## WRITTEN REQUEST
Transcribe verbatim the section of the review below that starts at "If you are wondering" and ends at "of the stuff.".

If you are wondering why you get 2 posts in such quick succession, it is because I had this week off work - so I had more time to read. "The Anatomy of Ghosts" took me longer to read, and the post took me a couple of days to think about and write. However, "The Glassblower of Murano" is a less complex book, and the ideas are easier to read about and assimilate - hence this post following on quite quickly.

In general terms this is not a book I would normally have selected to read. Marina Fiorato's book is primarily a romance, and I don't tend to read romances very much. A romance plot alone is not enough to hold my interest - old cynic that I am - and I need something else, a ghost story or a crime, to entertain me. A dash of romance in a book can be good, but my tolerance for sentiment is usually tested beyond endurance by a bucketload of the stuff.

In "The Glassblower of Murano" Fiorato's heroine, Nora Manin, leaves England for the Venice of her late father - who worked on the vaporetti - after her husband deserts her for another woman. She wants to work in the glass furnaces of Murano, like her Venetian ancestor, Corrado Manin, who was a master craftsman. The novel has a dual timeline, as her discovery of love and a talent for glassblowing in modern Venice is set against the unfurling of Corrado's story in the 1600s. In the process she embraces her full Italian name - Leonora - and discovers her heritage.

## GIVEN MATERIAL
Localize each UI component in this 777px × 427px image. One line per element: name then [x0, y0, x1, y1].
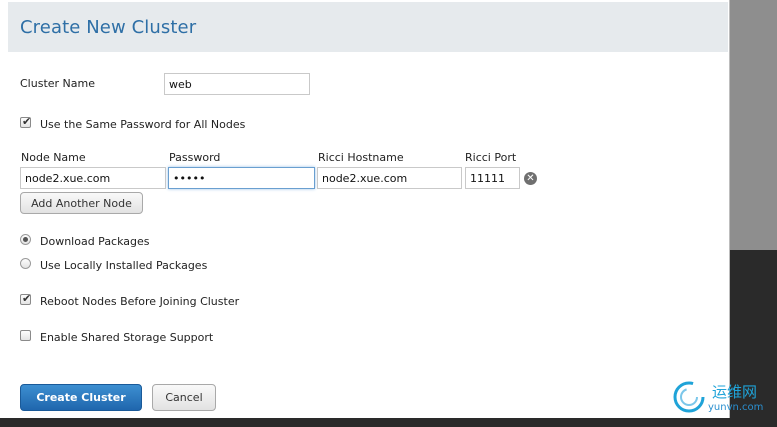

## RESPONSE
If you are wondering why you get 2 posts in such quick succession, it is because I had this week off work - so I had more time to read. "The Anatomy of Ghosts" took me longer to read, and the post took me a couple of days to think about and write. However, "The Glassblower of Murano" is a less complex book, and the ideas are easier to read about and assimilate - hence this post following on quite quickly.

In general terms this is not a book I would normally have selected to read. Marina Fiorato's book is primarily a romance, and I don't tend to read romances very much. A romance plot alone is not enough to hold my interest - old cynic that I am - and I need something else, a ghost story or a crime, to entertain me. A dash of romance in a book can be good, but my tolerance for sentiment is usually tested beyond endurance by a bucketload of the stuff.